Go through the entries and transcribe each one exactly, dropping the pictures.
*** RECORDS FOR THIS EXERCISE ***
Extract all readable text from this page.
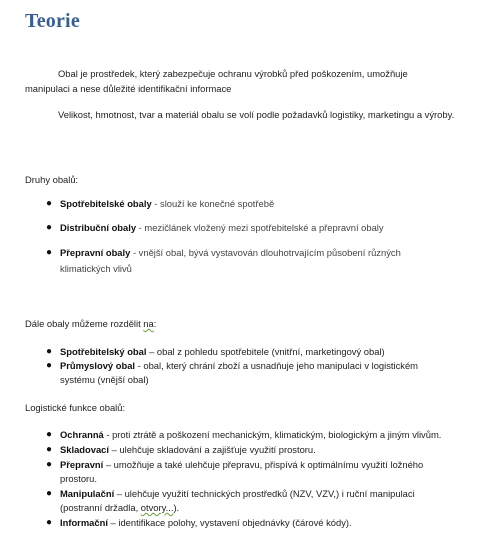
Teorie
Obal je prostředek, který zabezpečuje ochranu výrobků před poškozením, umožňuje manipulaci a nese důležité identifikační informace
Velikost, hmotnost, tvar a materiál obalu se volí podle požadavků logistiky, marketingu a výroby.
Druhy obalů:
● Spotřebitelské obaly - slouží ke konečné spotřebě
● Distribuční obaly - mezičlánek vložený mezi spotřebitelské a přepravní obaly
● Přepravní obaly - vnější obal, bývá vystavován dlouhotrvajícím působení různých klimatických vlivů
Dále obaly můžeme rozdělit na:
● Spotřebitelský obal – obal z pohledu spotřebitele (vnitřní, marketingový obal)
● Průmyslový obal - obal, který chrání zboží a usnadňuje jeho manipulaci v logistickém systému (vnější obal)
Logistické funkce obalů:
● Ochranná - proti ztrátě a poškození mechanickým, klimatickým, biologickým a jiným vlivům.
● Skladovací – ulehčuje skladování a zajišťuje využití prostoru.
● Přepravní – umožňuje a také ulehčuje přepravu, přispívá k optimálnímu využití ložného prostoru.
● Manipulační – ulehčuje využití technických prostředků (NZV, VZV,) i ruční manipulaci (postranní držadla, otvory...).
● Informační – identifikace polohy, vystavení objednávky (čárové kódy).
***
## FULL OUTPUT
Extract all readable text from this page.
Teorie
Obal je prostředek, který zabezpečuje ochranu výrobků před poškozením, umožňuje manipulaci a nese důležité identifikační informace
Velikost, hmotnost, tvar a materiál obalu se volí podle požadavků logistiky, marketingu a výroby.
Druhy obalů:
● Spotřebitelské obaly - slouží ke konečné spotřebě
● Distribuční obaly - mezičlánek vložený mezi spotřebitelské a přepravní obaly
● Přepravní obaly - vnější obal, bývá vystavován dlouhotrvajícím působení různých klimatických vlivů
Dále obaly můžeme rozdělit na:
● Spotřebitelský obal – obal z pohledu spotřebitele (vnitřní, marketingový obal)
● Průmyslový obal - obal, který chrání zboží a usnadňuje jeho manipulaci v logistickém systému (vnější obal)
Logistické funkce obalů:
● Ochranná - proti ztrátě a poškození mechanickým, klimatickým, biologickým a jiným vlivům.
● Skladovací – ulehčuje skladování a zajišťuje využití prostoru.
● Přepravní – umožňuje a také ulehčuje přepravu, přispívá k optimálnímu využití ložného prostoru.
● Manipulační – ulehčuje využití technických prostředků (NZV, VZV,) i ruční manipulaci (postranní držadla, otvory...).
● Informační – identifikace polohy, vystavení objednávky (čárové kódy).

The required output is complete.